■ To do
Tell how many lines contain the word "ylabel". Reply with the number only.

Records from a data source:
==*==

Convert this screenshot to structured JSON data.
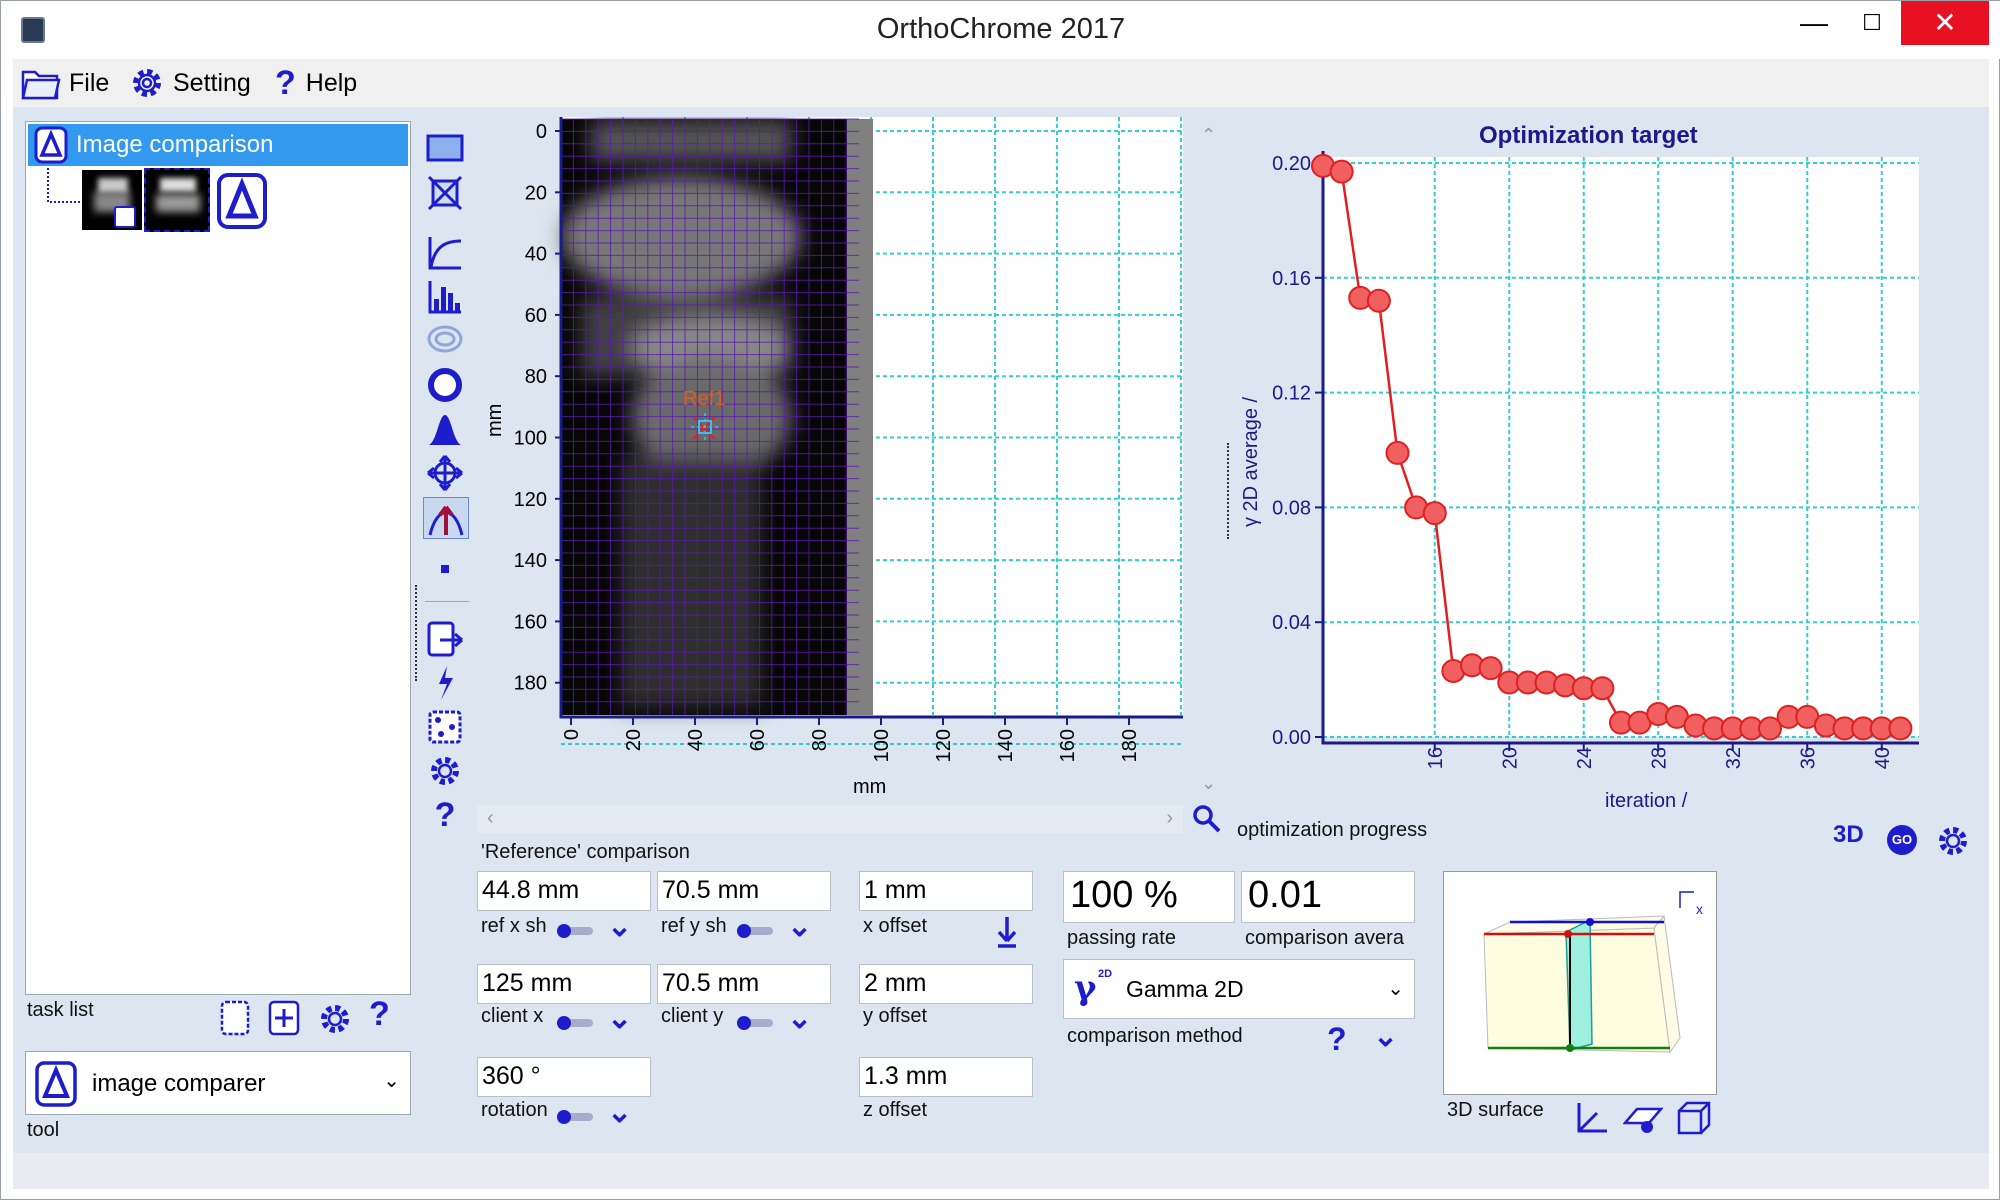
{
  "window": {
    "title": "OrthoChrome 2017"
  },
  "menu": {
    "file": "File",
    "setting": "Setting",
    "help": "Help"
  },
  "task_tree": {
    "root": "Image comparison",
    "label": "task list"
  },
  "tool": {
    "selected": "image comparer",
    "label": "tool"
  },
  "image_plot": {
    "y_ticks": [
      "0",
      "20",
      "40",
      "60",
      "80",
      "100",
      "120",
      "140",
      "160",
      "180"
    ],
    "x_ticks": [
      "0",
      "20",
      "40",
      "60",
      "80",
      "100",
      "120",
      "140",
      "160",
      "180"
    ],
    "x_label": "mm",
    "y_label": "mm",
    "marker": "Ref1"
  },
  "chart_data": {
    "type": "line",
    "title": "Optimization target",
    "xlabel": "iteration /",
    "ylabel": "γ 2D average /",
    "x_ticks": [
      "16",
      "20",
      "24",
      "28",
      "32",
      "36",
      "40"
    ],
    "y_ticks": [
      "0.00",
      "0.04",
      "0.08",
      "0.12",
      "0.16",
      "0.20"
    ],
    "xlim": [
      10,
      42
    ],
    "ylim": [
      0,
      0.2
    ],
    "grid": true,
    "x": [
      10,
      11,
      12,
      13,
      14,
      15,
      16,
      17,
      18,
      19,
      20,
      21,
      22,
      23,
      24,
      25,
      26,
      27,
      28,
      29,
      30,
      31,
      32,
      33,
      34,
      35,
      36,
      37,
      38,
      39,
      40,
      41
    ],
    "values": [
      0.199,
      0.197,
      0.153,
      0.152,
      0.099,
      0.08,
      0.078,
      0.023,
      0.025,
      0.024,
      0.019,
      0.019,
      0.019,
      0.018,
      0.017,
      0.017,
      0.005,
      0.005,
      0.008,
      0.007,
      0.004,
      0.003,
      0.003,
      0.003,
      0.003,
      0.007,
      0.007,
      0.004,
      0.003,
      0.003,
      0.003,
      0.003
    ],
    "series_color": "#e02020",
    "marker_color": "#f06060"
  },
  "chart_caption": "optimization progress",
  "comparison": {
    "section": "'Reference' comparison",
    "ref_x": {
      "value": "44.8 mm",
      "label": "ref x sh"
    },
    "ref_y": {
      "value": "70.5 mm",
      "label": "ref y sh"
    },
    "x_offset": {
      "value": "1 mm",
      "label": "x offset"
    },
    "client_x": {
      "value": "125 mm",
      "label": "client x"
    },
    "client_y": {
      "value": "70.5 mm",
      "label": "client y"
    },
    "y_offset": {
      "value": "2 mm",
      "label": "y offset"
    },
    "rotation": {
      "value": "360 °",
      "label": "rotation"
    },
    "z_offset": {
      "value": "1.3 mm",
      "label": "z offset"
    }
  },
  "results": {
    "passing_rate": {
      "value": "100 %",
      "label": "passing rate"
    },
    "comparison_avg": {
      "value": "0.01",
      "label": "comparison avera"
    },
    "method": {
      "value": "Gamma 2D",
      "label": "comparison method",
      "symbol": "γ",
      "sup": "2D"
    }
  },
  "surface": {
    "label": "3D surface",
    "axis": "x"
  },
  "icons": {
    "go": "GO",
    "three_d": "3D"
  }
}
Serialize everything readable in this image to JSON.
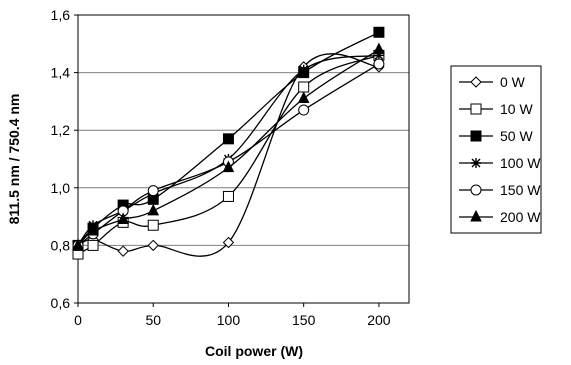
{
  "chart_data": {
    "type": "line",
    "xlabel": "Coil power (W)",
    "ylabel": "811.5 nm / 750.4 nm",
    "xlim": [
      0,
      220
    ],
    "ylim": [
      0.6,
      1.6
    ],
    "x_ticks": [
      "0",
      "50",
      "100",
      "150",
      "200"
    ],
    "y_ticks": [
      "0,6",
      "0,8",
      "1,0",
      "1,2",
      "1,4",
      "1,6"
    ],
    "grid": "horizontal",
    "legend_position": "right",
    "x": [
      0,
      10,
      30,
      50,
      100,
      150,
      200
    ],
    "series": [
      {
        "name": "0 W",
        "marker": "diamond-open",
        "values": [
          0.8,
          0.82,
          0.78,
          0.8,
          0.81,
          1.42,
          1.42
        ]
      },
      {
        "name": "10 W",
        "marker": "square-open",
        "values": [
          0.77,
          0.8,
          0.88,
          0.87,
          0.97,
          1.35,
          1.46
        ]
      },
      {
        "name": "50 W",
        "marker": "square-filled",
        "values": [
          0.8,
          0.86,
          0.94,
          0.96,
          1.17,
          1.4,
          1.54
        ]
      },
      {
        "name": "100 W",
        "marker": "asterisk",
        "values": [
          0.8,
          0.87,
          0.92,
          0.98,
          1.1,
          1.41,
          1.46
        ]
      },
      {
        "name": "150 W",
        "marker": "circle-open",
        "values": [
          0.8,
          0.84,
          0.92,
          0.99,
          1.09,
          1.27,
          1.43
        ]
      },
      {
        "name": "200 W",
        "marker": "triangle-filled",
        "values": [
          0.8,
          0.85,
          0.89,
          0.92,
          1.07,
          1.31,
          1.48
        ]
      }
    ]
  }
}
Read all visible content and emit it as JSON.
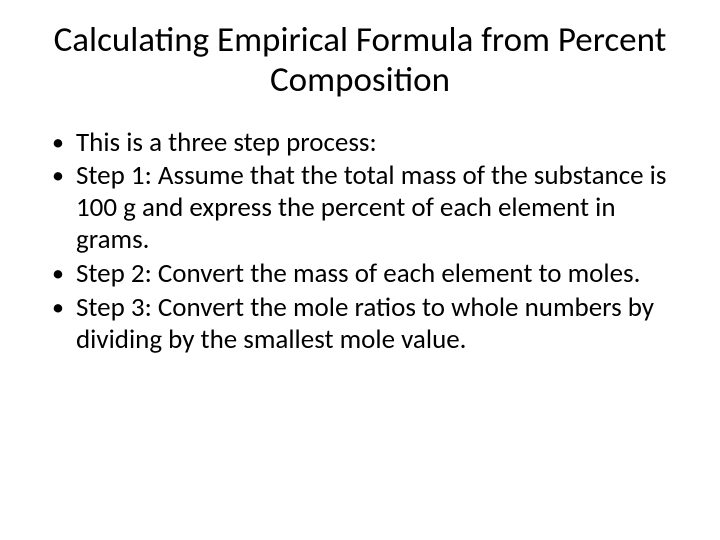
{
  "slide": {
    "title": "Calculating Empirical Formula from Percent Composition",
    "bullets": [
      "This is a three step process:",
      "Step 1: Assume that the total mass of the substance is 100 g and express the percent of each element in grams.",
      "Step 2: Convert the mass of each element to moles.",
      "Step 3: Convert the mole ratios to whole numbers by dividing by the smallest mole value."
    ],
    "title_fontsize": 35,
    "body_fontsize": 27,
    "text_color": "#000000",
    "background_color": "#ffffff",
    "font_family": "Calibri"
  }
}
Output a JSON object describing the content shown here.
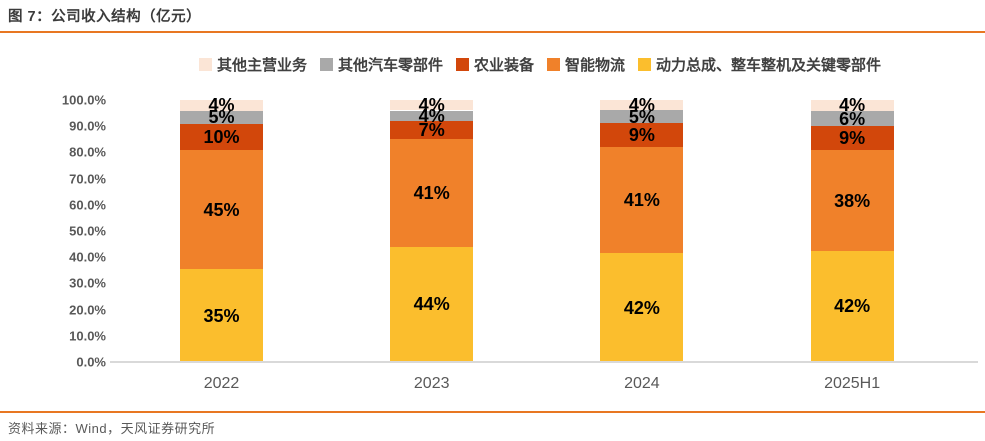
{
  "figure": {
    "title": "图 7：公司收入结构（亿元）",
    "source": "资料来源：Wind，天风证券研究所"
  },
  "colors": {
    "accent_rule": "#e87722",
    "axis_line": "#d9d9d9",
    "title_text": "#3b3b3b",
    "tick_text": "#595959",
    "segment_label_text": "#000000"
  },
  "legend": {
    "items": [
      {
        "label": "其他主营业务",
        "color": "#fbe5d6"
      },
      {
        "label": "其他汽车零部件",
        "color": "#a9a9a9"
      },
      {
        "label": "农业装备",
        "color": "#d2470b"
      },
      {
        "label": "智能物流",
        "color": "#f0812a"
      },
      {
        "label": "动力总成、整车整机及关键零部件",
        "color": "#fbbe2d"
      }
    ]
  },
  "chart_data": {
    "type": "bar",
    "stacked": true,
    "title": "图 7：公司收入结构（亿元）",
    "categories": [
      "2022",
      "2023",
      "2024",
      "2025H1"
    ],
    "series": [
      {
        "name": "动力总成、整车整机及关键零部件",
        "color": "#fbbe2d",
        "values": [
          35,
          44,
          42,
          42
        ]
      },
      {
        "name": "智能物流",
        "color": "#f0812a",
        "values": [
          45,
          41,
          41,
          38
        ]
      },
      {
        "name": "农业装备",
        "color": "#d2470b",
        "values": [
          10,
          7,
          9,
          9
        ]
      },
      {
        "name": "其他汽车零部件",
        "color": "#a9a9a9",
        "values": [
          5,
          4,
          5,
          6
        ]
      },
      {
        "name": "其他主营业务",
        "color": "#fbe5d6",
        "values": [
          4,
          4,
          4,
          4
        ]
      }
    ],
    "value_suffix": "%",
    "xlabel": "",
    "ylabel": "",
    "ylim": [
      0,
      100
    ],
    "yticks": [
      "0.0%",
      "10.0%",
      "20.0%",
      "30.0%",
      "40.0%",
      "50.0%",
      "60.0%",
      "70.0%",
      "80.0%",
      "90.0%",
      "100.0%"
    ],
    "grid": false,
    "legend_position": "top"
  }
}
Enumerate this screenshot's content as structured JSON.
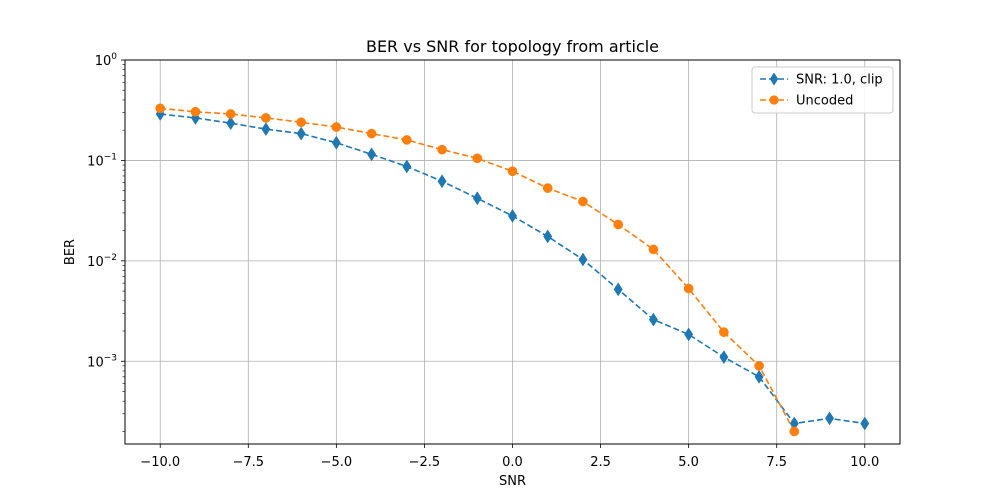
{
  "chart_data": {
    "type": "line",
    "title": "BER vs SNR for topology from article",
    "xlabel": "SNR",
    "ylabel": "BER",
    "yscale": "log",
    "xlim": [
      -11,
      11
    ],
    "ylim": [
      0.00015,
      1
    ],
    "grid": true,
    "legend_position": "top-right",
    "x_ticks": [
      -10.0,
      -7.5,
      -5.0,
      -2.5,
      0.0,
      2.5,
      5.0,
      7.5,
      10.0
    ],
    "x_tick_labels": [
      "−10.0",
      "−7.5",
      "−5.0",
      "−2.5",
      "0.0",
      "2.5",
      "5.0",
      "7.5",
      "10.0"
    ],
    "y_ticks": [
      {
        "value": 0.001,
        "base": "10",
        "exp": "−3"
      },
      {
        "value": 0.01,
        "base": "10",
        "exp": "−2"
      },
      {
        "value": 0.1,
        "base": "10",
        "exp": "−1"
      },
      {
        "value": 1,
        "base": "10",
        "exp": "0"
      }
    ],
    "series": [
      {
        "name": "SNR: 1.0, clip",
        "color": "#1f77b4",
        "marker": "diamond",
        "linestyle": "dashed",
        "x": [
          -10,
          -9,
          -8,
          -7,
          -6,
          -5,
          -4,
          -3,
          -2,
          -1,
          0,
          1,
          2,
          3,
          4,
          5,
          6,
          7,
          8,
          9,
          10
        ],
        "y": [
          0.29,
          0.265,
          0.235,
          0.205,
          0.185,
          0.15,
          0.115,
          0.087,
          0.062,
          0.042,
          0.028,
          0.0175,
          0.0103,
          0.0052,
          0.0026,
          0.00185,
          0.0011,
          0.0007,
          0.00024,
          0.00027,
          0.00024
        ]
      },
      {
        "name": "Uncoded",
        "color": "#ff7f0e",
        "marker": "circle",
        "linestyle": "dashed",
        "x": [
          -10,
          -9,
          -8,
          -7,
          -6,
          -5,
          -4,
          -3,
          -2,
          -1,
          0,
          1,
          2,
          3,
          4,
          5,
          6,
          7,
          8
        ],
        "y": [
          0.33,
          0.305,
          0.29,
          0.265,
          0.24,
          0.215,
          0.185,
          0.16,
          0.128,
          0.105,
          0.078,
          0.053,
          0.039,
          0.023,
          0.013,
          0.0053,
          0.00195,
          0.0009,
          0.0002
        ]
      }
    ]
  }
}
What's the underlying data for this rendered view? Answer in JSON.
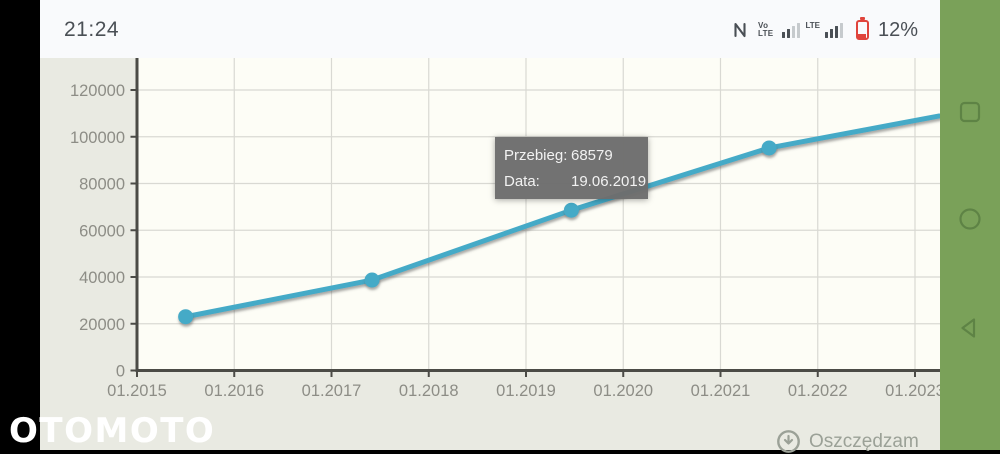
{
  "status_bar": {
    "time": "21:24",
    "volte": {
      "line1": "Vo",
      "line2": "LTE"
    },
    "lte_label": "LTE",
    "battery_percent": "12%"
  },
  "chart": {
    "tooltip": {
      "rows": [
        {
          "label": "Przebieg:",
          "value": "68579"
        },
        {
          "label": "Data:",
          "value": "19.06.2019"
        }
      ]
    }
  },
  "chart_data": {
    "type": "line",
    "title": "",
    "xlabel": "",
    "ylabel": "",
    "x_ticks": [
      "01.2015",
      "01.2016",
      "01.2017",
      "01.2018",
      "01.2019",
      "01.2020",
      "01.2021",
      "01.2022",
      "01.2023"
    ],
    "y_ticks": [
      0,
      20000,
      40000,
      60000,
      80000,
      100000,
      120000
    ],
    "ylim": [
      0,
      133000
    ],
    "grid": true,
    "legend": "none",
    "line_color": "#45aac7",
    "series": [
      {
        "name": "Przebieg",
        "points": [
          {
            "date": "07.2015",
            "value": 23000,
            "marker": true
          },
          {
            "date": "06.2017",
            "value": 38700,
            "marker": true
          },
          {
            "date": "19.06.2019",
            "value": 68579,
            "marker": true
          },
          {
            "date": "07.2021",
            "value": 95200,
            "marker": true
          },
          {
            "date": "04.2023",
            "value": 108900,
            "marker": false
          }
        ]
      }
    ]
  },
  "footer": {
    "save_label": "Oszczędzam"
  },
  "watermark": "OTOMOTO",
  "nav": {
    "buttons": [
      "recents",
      "home",
      "back"
    ]
  },
  "colors": {
    "nav_bar_green": "#7aa159",
    "nav_icon_green": "#55793f",
    "widget_background": "#e9eae2",
    "plot_background": "#fdfdf6",
    "gridline": "#d9d9d3",
    "axis": "#4b4b46",
    "tick_label": "#8d8d86",
    "line": "#45aac7",
    "tooltip_background": "#6d6d6d",
    "battery_low_red": "#e0443c",
    "status_text": "#4a4f55"
  }
}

==*==

■ Response
5